— START RECORDS FOR THE EXERCISE —
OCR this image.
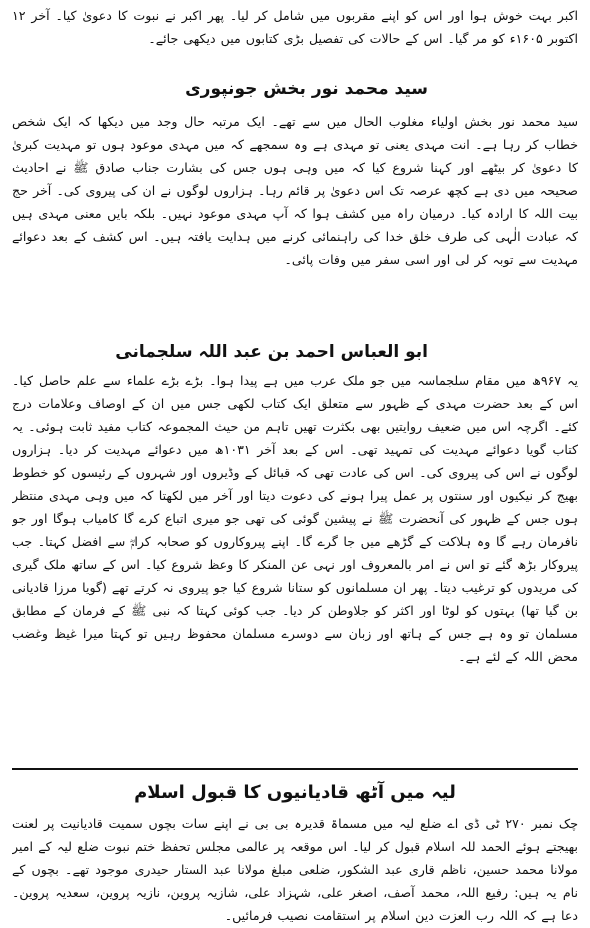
اکبر بہت خوش ہوا اور اس کو اپنے مقربوں میں شامل کر لیا۔ پھر اکبر نے نبوت کا دعویٰ کیا۔ آخر ۱۲ اکتوبر ۱۶۰۵ء کو مر گیا۔ اس کے حالات کی تفصیل بڑی کتابوں میں دیکھی جائے۔

سید محمد نور بخش جونپوری

سید محمد نور بخش اولیاء مغلوب الحال میں سے تھے۔ ایک مرتبہ حال وجد میں دیکھا کہ ایک شخص خطاب کر رہا ہے۔ انت مہدی یعنی تو مہدی ہے وہ سمجھے کہ میں مہدی موعود ہوں تو مہدیت کبریٰ کا دعویٰ کر بیٹھے اور کہنا شروع کیا کہ میں وہی ہوں جس کی بشارت جناب صادق ﷺ نے احادیث صحیحہ میں دی ہے کچھ عرصہ تک اس دعویٰ پر قائم رہا۔ ہزاروں لوگوں نے ان کی پیروی کی۔ آخر حج بیت اللہ کا ارادہ کیا۔ درمیان راہ میں کشف ہوا کہ آپ مہدی موعود نہیں۔ بلکہ بایں معنی مہدی ہیں کہ عبادت الٰہی کی طرف خلق خدا کی راہنمائی کرنے میں ہدایت یافتہ ہیں۔ اس کشف کے بعد دعوائے مہدیت سے توبہ کر لی اور اسی سفر میں وفات پائی۔

ابو العباس احمد بن عبد اللہ سلجمانی

یہ ۹۶۷ھ میں مقام سلجماسہ میں جو ملک عرب میں ہے پیدا ہوا۔ بڑے بڑے علماء سے علم حاصل کیا۔ اس کے بعد حضرت مہدی کے ظہور سے متعلق ایک کتاب لکھی جس میں ان کے اوصاف وعلامات درج کئے۔ اگرچہ اس میں ضعیف روایتیں بھی بکثرت تھیں تاہم من حیث المجموعہ کتاب مفید ثابت ہوئی۔ یہ کتاب گویا دعوائے مہدیت کی تمہید تھی۔ اس کے بعد آخر ۱۰۳۱ھ میں دعوائے مہدیت کر دیا۔ ہزاروں لوگوں نے اس کی پیروی کی۔ اس کی عادت تھی کہ قبائل کے وڈیروں اور شہروں کے رئیسوں کو خطوط بھیج کر نیکیوں اور سنتوں پر عمل پیرا ہونے کی دعوت دیتا اور آخر میں لکھتا کہ میں وہی مہدی منتظر ہوں جس کے ظہور کی آنحضرت ﷺ نے پیشین گوئی کی تھی جو میری اتباع کرے گا کامیاب ہوگا اور جو نافرمان رہے گا وہ ہلاکت کے گڑھے میں جا گرے گا۔ اپنے پیروکاروں کو صحابہ کرامؓ سے افضل کہتا۔ جب پیروکار بڑھ گئے تو اس نے امر بالمعروف اور نہی عن المنکر کا وعظ شروع کیا۔ اس کے ساتھ ملک گیری کی مریدوں کو ترغیب دیتا۔ پھر ان مسلمانوں کو ستانا شروع کیا جو پیروی نہ کرتے تھے (گویا مرزا قادیانی بن گیا تھا) بہتوں کو لوٹا اور اکثر کو جلاوطن کر دیا۔ جب کوئی کہتا کہ نبی ﷺ کے فرمان کے مطابق مسلمان تو وہ ہے جس کے ہاتھ اور زبان سے دوسرے مسلمان محفوظ رہیں تو کہتا میرا غیظ وغضب محض اللہ کے لئے ہے۔

لیہ میں آٹھ قادیانیوں کا قبول اسلام

چک نمبر ۲۷۰ ٹی ڈی اے ضلع لیہ میں مسماۃ قدیرہ بی بی نے اپنے سات بچوں سمیت قادیانیت پر لعنت بھیجتے ہوئے الحمد للہ اسلام قبول کر لیا۔ اس موقعہ پر عالمی مجلس تحفظ ختم نبوت ضلع لیہ کے امیر مولانا محمد حسین، ناظم قاری عبد الشکور، ضلعی مبلغ مولانا عبد الستار حیدری موجود تھے۔ بچوں کے نام یہ ہیں: رفیع اللہ، محمد آصف، اصغر علی، شہزاد علی، شازیہ پروین، نازیہ پروین، سعدیہ پروین۔ دعا ہے کہ اللہ رب العزت دین اسلام پر استقامت نصیب فرمائیں۔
— END RECORDS FOR THE EXERCISE —
STATED PROBLEM
Return each line of the data that contains the string "دعوی".

SOLUTION
اکبر بہت خوش ہوا اور اس کو اپنے مقربوں میں شامل کر لیا۔ پھر اکبر نے نبوت کا دعویٰ کیا۔ آخر ۱۲ اکتوبر ۱۶۰۵ء کو مر گیا۔ اس کے حالات کی تفصیل بڑی کتابوں میں دیکھی جائے۔
سید محمد نور بخش اولیاء مغلوب الحال میں سے تھے۔ ایک مرتبہ حال وجد میں دیکھا کہ ایک شخص خطاب کر رہا ہے۔ انت مہدی یعنی تو مہدی ہے وہ سمجھے کہ میں مہدی موعود ہوں تو مہدیت کبریٰ کا دعویٰ کر بیٹھے اور کہنا شروع کیا کہ میں وہی ہوں جس کی بشارت جناب صادق ﷺ نے احادیث صحیحہ میں دی ہے کچھ عرصہ تک اس دعویٰ پر قائم رہا۔ ہزاروں لوگوں نے ان کی پیروی کی۔ آخر حج بیت اللہ کا ارادہ کیا۔ درمیان راہ میں کشف ہوا کہ آپ مہدی موعود نہیں۔ بلکہ بایں معنی مہدی ہیں کہ عبادت الٰہی کی طرف خلق خدا کی راہنمائی کرنے میں ہدایت یافتہ ہیں۔ اس کشف کے بعد دعوائے مہدیت سے توبہ کر لی اور اسی سفر میں وفات پائی۔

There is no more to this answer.